= REQUEST =
Copy everything in the data below exactly except the pictures.

= DATA EXCERPTS =
####
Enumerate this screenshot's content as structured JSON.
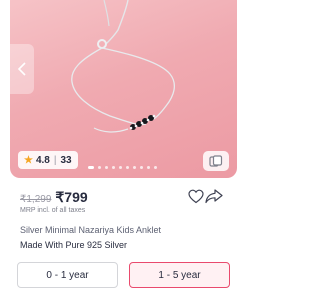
{
  "product": {
    "rating": "4.8",
    "rating_count": "33",
    "mrp": "₹1,299",
    "price": "₹799",
    "mrp_note": "MRP incl. of all taxes",
    "title": "Silver Minimal Nazariya Kids Anklet",
    "subtitle": "Made With Pure 925 Silver"
  },
  "carousel": {
    "slide_count": 10,
    "active_index": 0
  },
  "sizes": [
    {
      "label": "0 - 1 year",
      "selected": false
    },
    {
      "label": "1 - 5 year",
      "selected": true
    }
  ],
  "icons": {
    "prev": "chevron-left-icon",
    "star": "star-icon",
    "similar": "similar-products-icon",
    "wishlist": "heart-icon",
    "share": "share-icon"
  },
  "colors": {
    "background_pink": "#f0aab1",
    "accent": "#e94a6d",
    "rating_star": "#f5a623"
  }
}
####
= EXERCISE RESPONSE =
Enumerate this screenshot's content as structured JSON.
{
  "product": {
    "rating": "4.8",
    "rating_count": "33",
    "mrp": "₹1,299",
    "price": "₹799",
    "mrp_note": "MRP incl. of all taxes",
    "title": "Silver Minimal Nazariya Kids Anklet",
    "subtitle": "Made With Pure 925 Silver"
  },
  "carousel": {
    "slide_count": 10,
    "active_index": 0
  },
  "sizes": [
    {
      "label": "0 - 1 year",
      "selected": false
    },
    {
      "label": "1 - 5 year",
      "selected": true
    }
  ],
  "icons": {
    "prev": "chevron-left-icon",
    "star": "star-icon",
    "similar": "similar-products-icon",
    "wishlist": "heart-icon",
    "share": "share-icon"
  },
  "colors": {
    "background_pink": "#f0aab1",
    "accent": "#e94a6d",
    "rating_star": "#f5a623"
  }
}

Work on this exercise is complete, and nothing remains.